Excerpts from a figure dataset
┏━━

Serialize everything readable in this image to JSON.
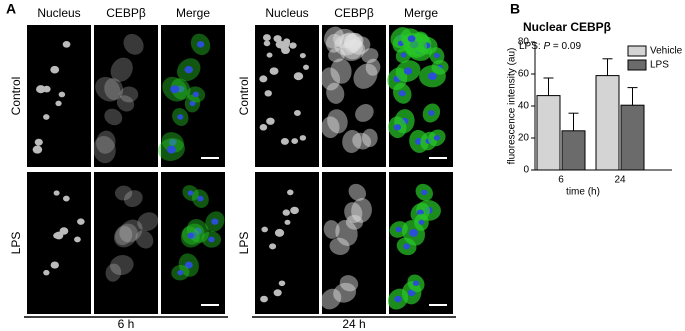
{
  "panel_labels": [
    "A",
    "B"
  ],
  "image_panel": {
    "groups": [
      {
        "columns": [
          "Nucleus",
          "CEBPβ",
          "Merge"
        ],
        "rows": [
          "Control",
          "LPS"
        ],
        "time": "6 h"
      },
      {
        "columns": [
          "Nucleus",
          "CEBPβ",
          "Merge"
        ],
        "rows": [
          "Control",
          "LPS"
        ],
        "time": "24 h"
      }
    ]
  },
  "chart_data": {
    "type": "bar",
    "title": "Nuclear CEBPβ",
    "annotation": [
      "LPS: ",
      "P",
      " = 0.09"
    ],
    "ylabel": "fluorescence intensity (au)",
    "xlabel": "time (h)",
    "categories": [
      "6",
      "24"
    ],
    "series": [
      {
        "name": "Vehicle",
        "color": "#d4d4d4",
        "values": [
          46.5,
          59
        ],
        "errors": [
          11,
          10.5
        ]
      },
      {
        "name": "LPS",
        "color": "#6b6b6b",
        "values": [
          24.5,
          40.5
        ],
        "errors": [
          11,
          11
        ]
      }
    ],
    "ylim": [
      0,
      80
    ],
    "yticks": [
      0,
      20,
      40,
      60,
      80
    ],
    "legend": "upper right"
  }
}
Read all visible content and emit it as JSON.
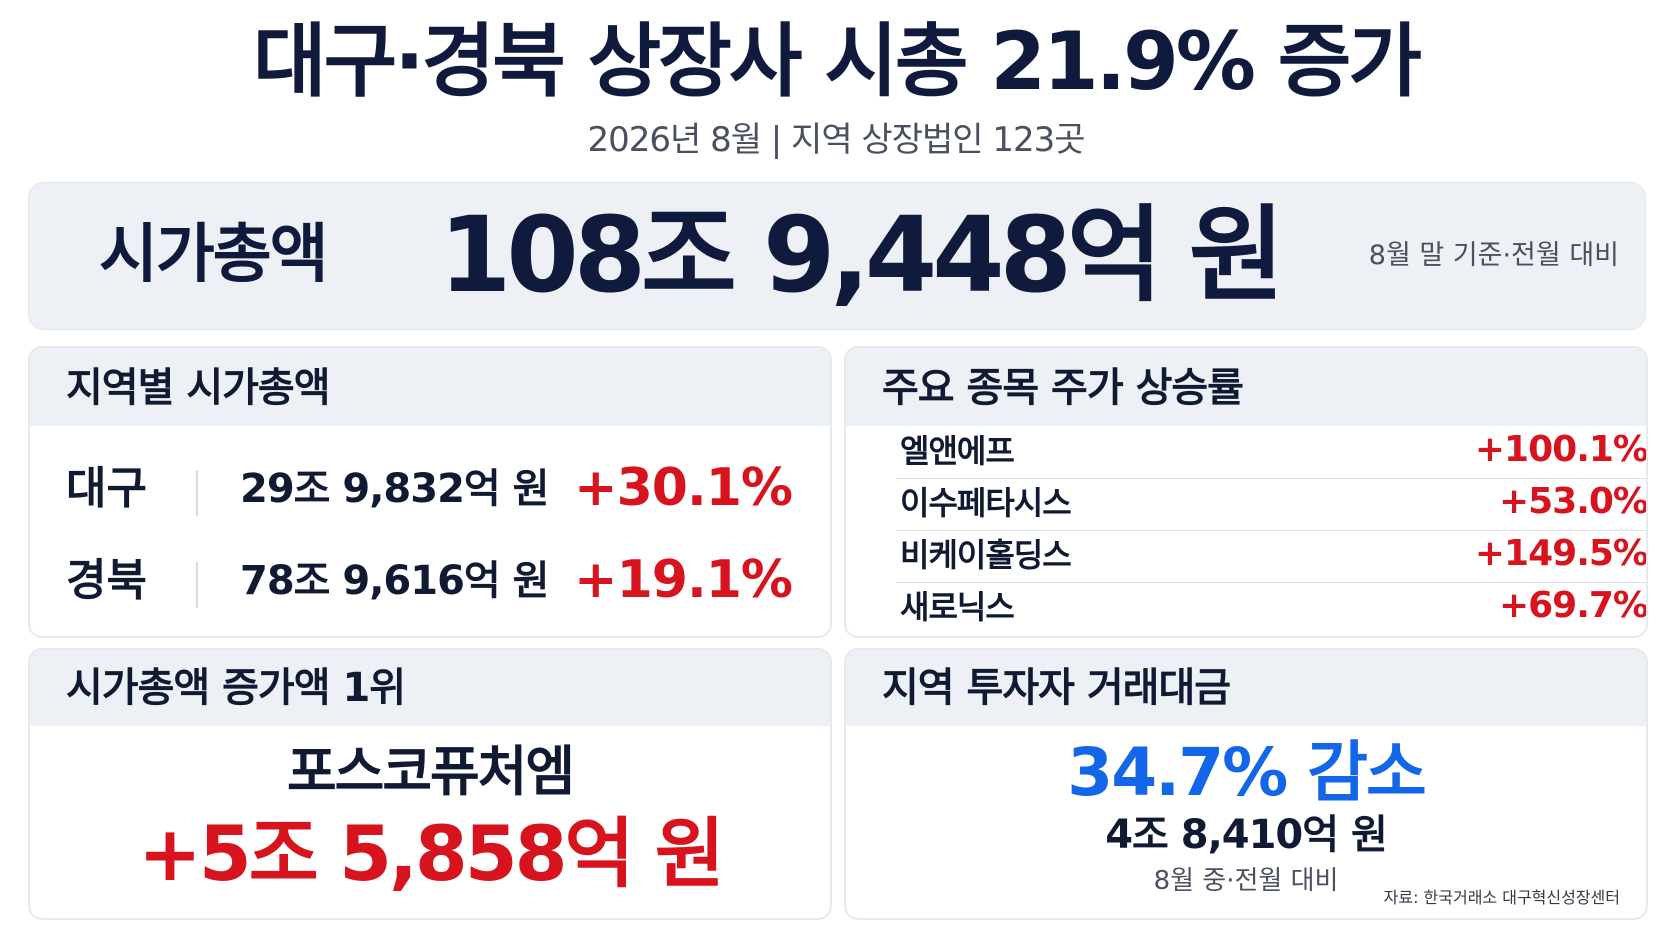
{
  "title": "대구·경북 상장사 시총 21.9% 증가",
  "subtitle": "2026년 8월  |  지역 상장법인 123곳",
  "hero": {
    "label": "시가총액",
    "value": "108조 9,448억 원",
    "note": "8월 말 기준·전월 대비"
  },
  "regions": {
    "header": "지역별 시가총액",
    "rows": [
      {
        "name": "대구",
        "value": "29조 9,832억 원",
        "change": "+30.1%"
      },
      {
        "name": "경북",
        "value": "78조 9,616억 원",
        "change": "+19.1%"
      }
    ]
  },
  "stocks": {
    "header": "주요 종목 주가 상승률",
    "rows": [
      {
        "name": "엘앤에프",
        "change": "+100.1%"
      },
      {
        "name": "이수페타시스",
        "change": "+53.0%"
      },
      {
        "name": "비케이홀딩스",
        "change": "+149.5%"
      },
      {
        "name": "새로닉스",
        "change": "+69.7%"
      }
    ]
  },
  "top_increase": {
    "header": "시가총액 증가액 1위",
    "company": "포스코퓨처엠",
    "amount": "+5조 5,858억 원"
  },
  "trading": {
    "header": "지역 투자자 거래대금",
    "change": "34.7% 감소",
    "amount": "4조 8,410억 원",
    "note": "8월 중·전월 대비"
  },
  "source": "자료: 한국거래소 대구혁신성장센터",
  "colors": {
    "accent_red": "#d7141e",
    "accent_blue": "#1366e8",
    "navy": "#0f1a3d"
  }
}
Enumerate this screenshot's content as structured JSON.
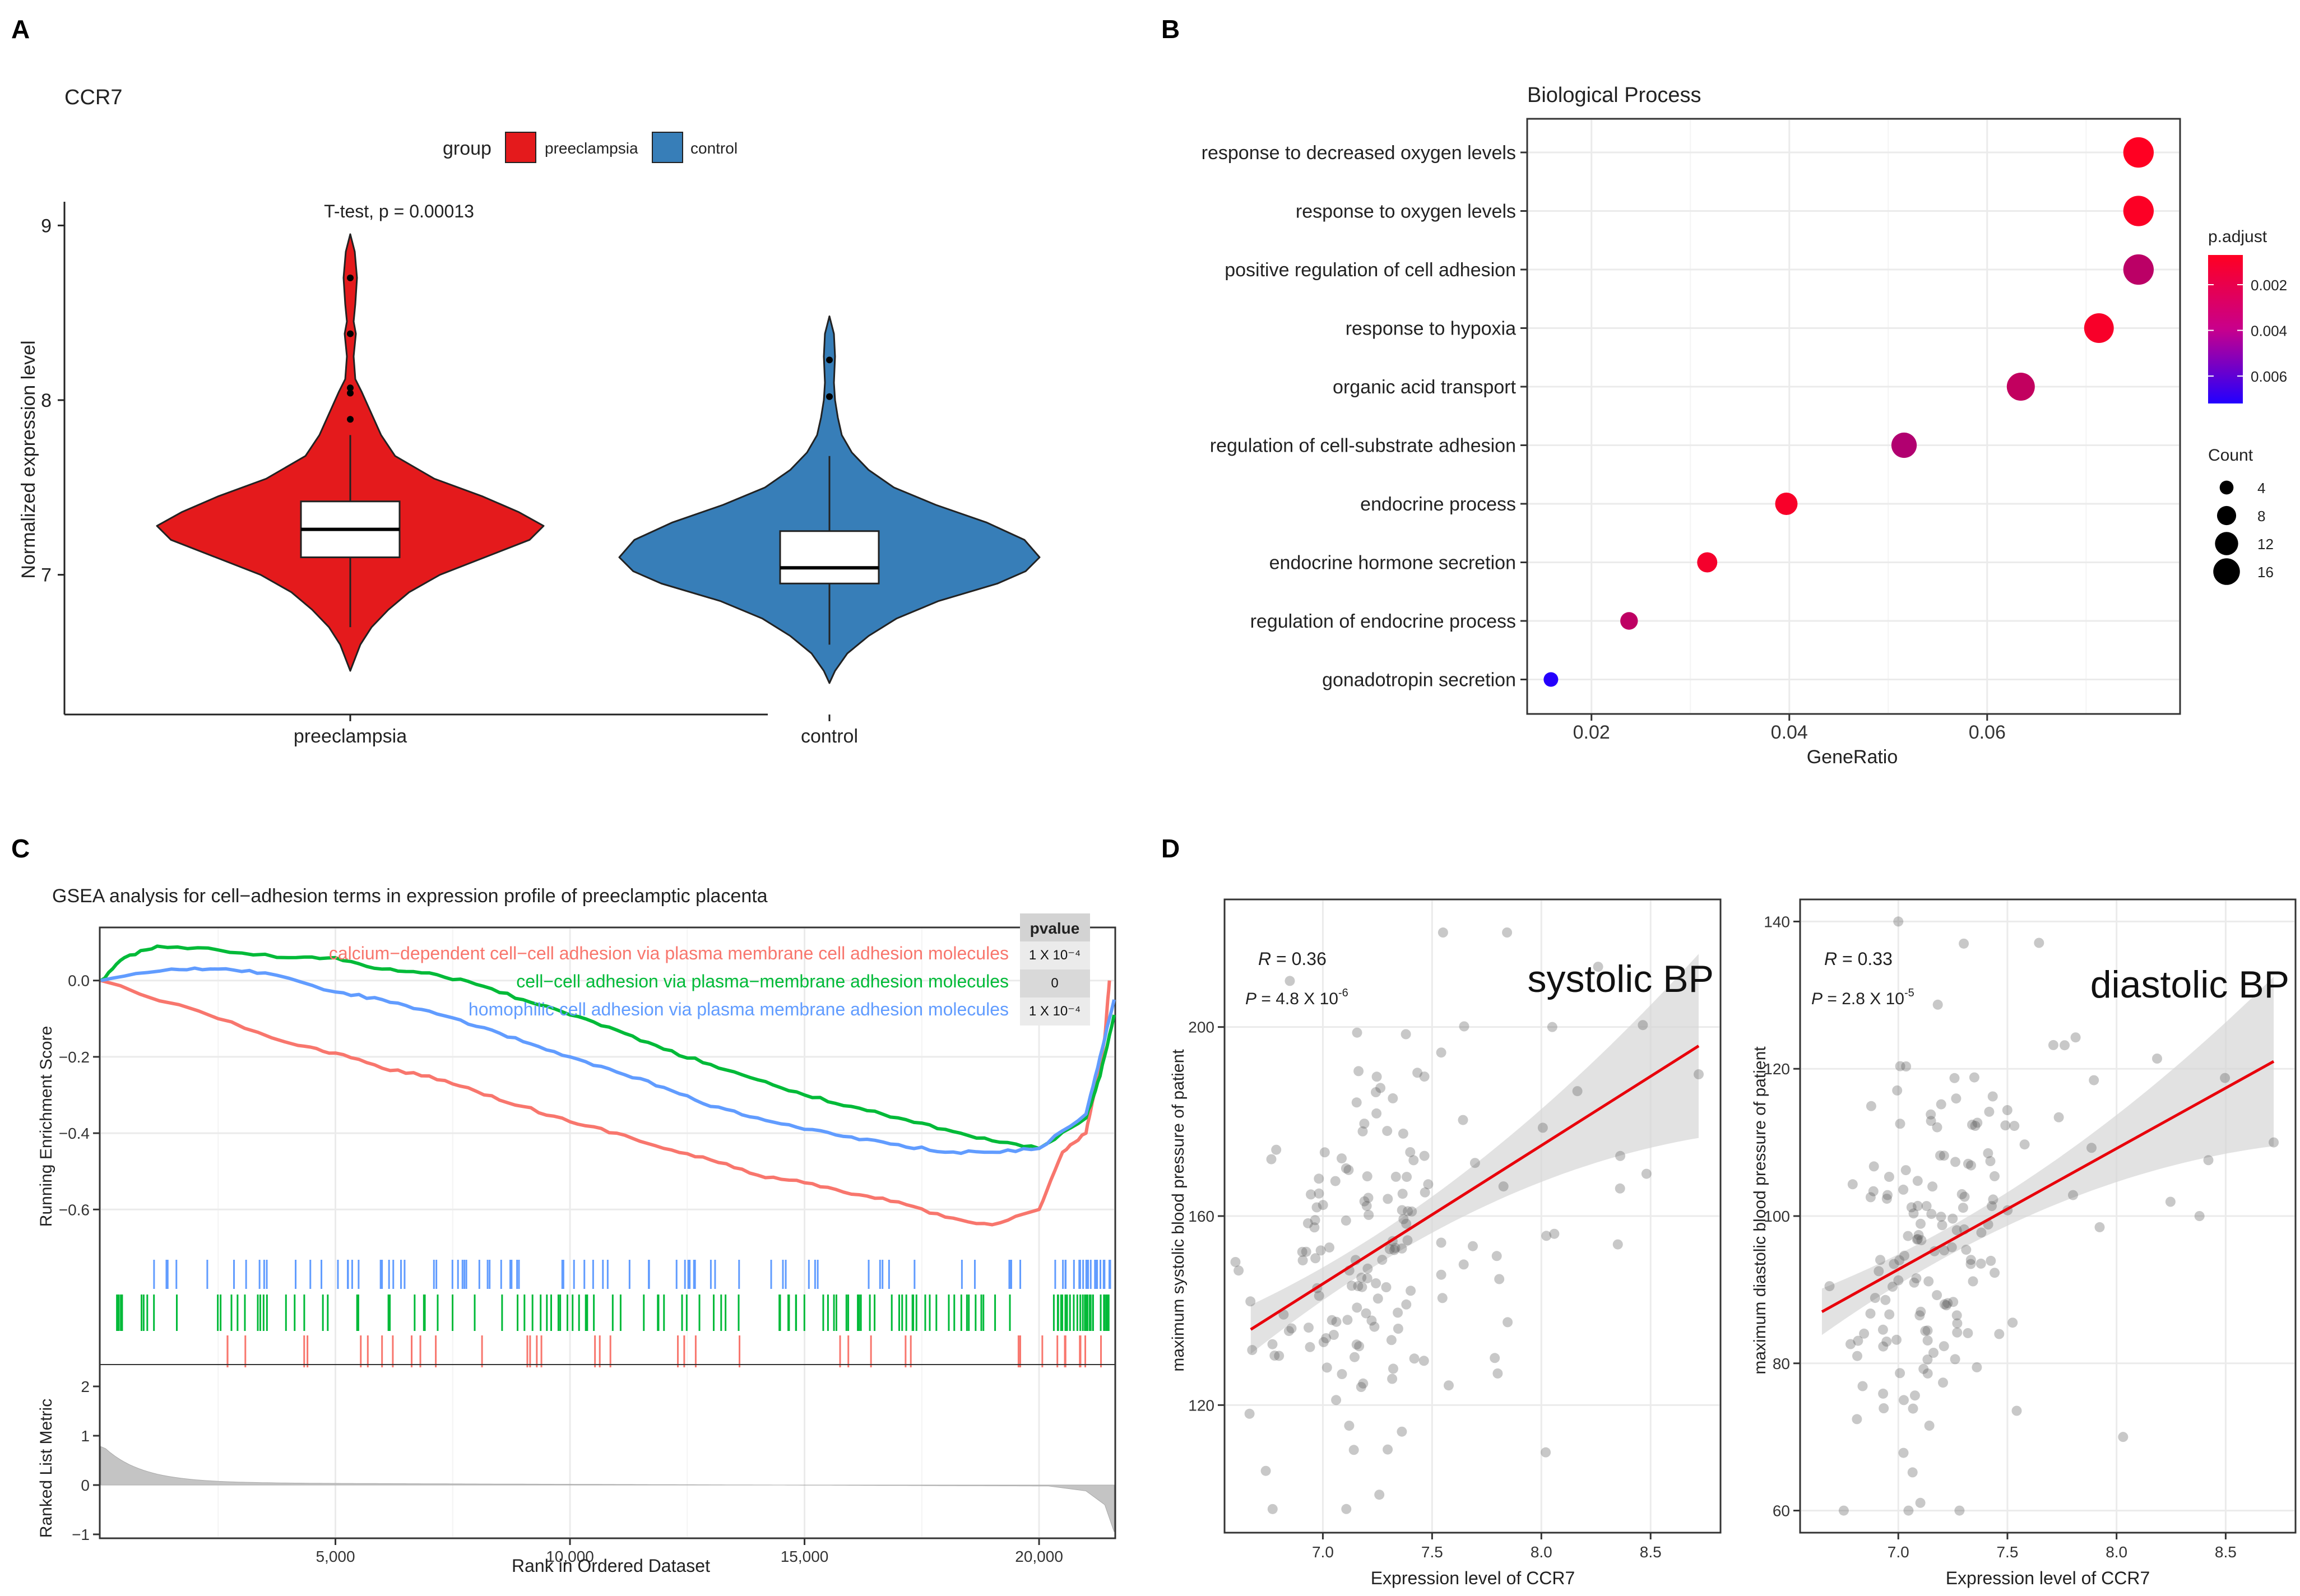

┗━━

» Directions for this task: In the entries above, find every line with the word "header" and list it.

» Complete output:
    "header": "지역별 시가총액",
    "header": "주요 종목 주가 상승률",
    "header": "시가총액 증가액 1위",
    "header": "지역 투자자 거래대금",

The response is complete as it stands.